- [Exercise prompt]
Return all of the entries exactly as written.

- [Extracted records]
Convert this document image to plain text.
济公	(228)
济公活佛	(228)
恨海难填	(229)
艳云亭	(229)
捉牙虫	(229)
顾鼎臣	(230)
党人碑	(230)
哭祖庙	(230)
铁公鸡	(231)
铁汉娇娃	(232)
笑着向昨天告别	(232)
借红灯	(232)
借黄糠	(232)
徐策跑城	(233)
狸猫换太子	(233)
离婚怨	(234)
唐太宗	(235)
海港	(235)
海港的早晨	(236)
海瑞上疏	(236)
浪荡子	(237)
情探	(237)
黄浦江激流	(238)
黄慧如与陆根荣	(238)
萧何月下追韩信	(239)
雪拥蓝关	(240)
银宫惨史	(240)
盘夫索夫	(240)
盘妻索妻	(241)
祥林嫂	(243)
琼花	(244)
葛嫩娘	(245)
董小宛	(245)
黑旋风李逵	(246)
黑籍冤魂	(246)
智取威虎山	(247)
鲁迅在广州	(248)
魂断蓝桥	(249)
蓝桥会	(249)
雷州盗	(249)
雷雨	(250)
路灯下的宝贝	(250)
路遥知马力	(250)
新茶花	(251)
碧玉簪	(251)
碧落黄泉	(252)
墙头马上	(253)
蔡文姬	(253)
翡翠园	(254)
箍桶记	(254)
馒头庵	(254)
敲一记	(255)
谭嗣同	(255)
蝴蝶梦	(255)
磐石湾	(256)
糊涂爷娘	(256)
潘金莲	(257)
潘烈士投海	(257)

- [Solution for this exercise]
Convert this document image to plain text.
济公	(228)
济公活佛	(228)
恨海难填	(229)
艳云亭	(229)
捉牙虫	(229)
顾鼎臣	(230)
党人碑	(230)
哭祖庙	(230)
铁公鸡	(231)
铁汉娇娃	(232)
笑着向昨天告别	(232)
借红灯	(232)
借黄糠	(232)
徐策跑城	(233)
狸猫换太子	(233)
离婚怨	(234)
唐太宗	(235)
海港	(235)
海港的早晨	(236)
海瑞上疏	(236)
浪荡子	(237)
情探	(237)
黄浦江激流	(238)
黄慧如与陆根荣	(238)
萧何月下追韩信	(239)
雪拥蓝关	(240)
银宫惨史	(240)
盘夫索夫	(240)
盘妻索妻	(241)
祥林嫂	(243)
琼花	(244)
葛嫩娘	(245)
董小宛	(245)
黑旋风李逵	(246)
黑籍冤魂	(246)
智取威虎山	(247)
鲁迅在广州	(248)
魂断蓝桥	(249)
蓝桥会	(249)
雷州盗	(249)
雷雨	(250)
路灯下的宝贝	(250)
路遥知马力	(250)
新茶花	(251)
碧玉簪	(251)
碧落黄泉	(252)
墙头马上	(253)
蔡文姬	(253)
翡翠园	(254)
箍桶记	(254)
馒头庵	(254)
敲一记	(255)
谭嗣同	(255)
蝴蝶梦	(255)
磐石湾	(256)
糊涂爷娘	(256)
潘金莲	(257)
潘烈士投海	(257)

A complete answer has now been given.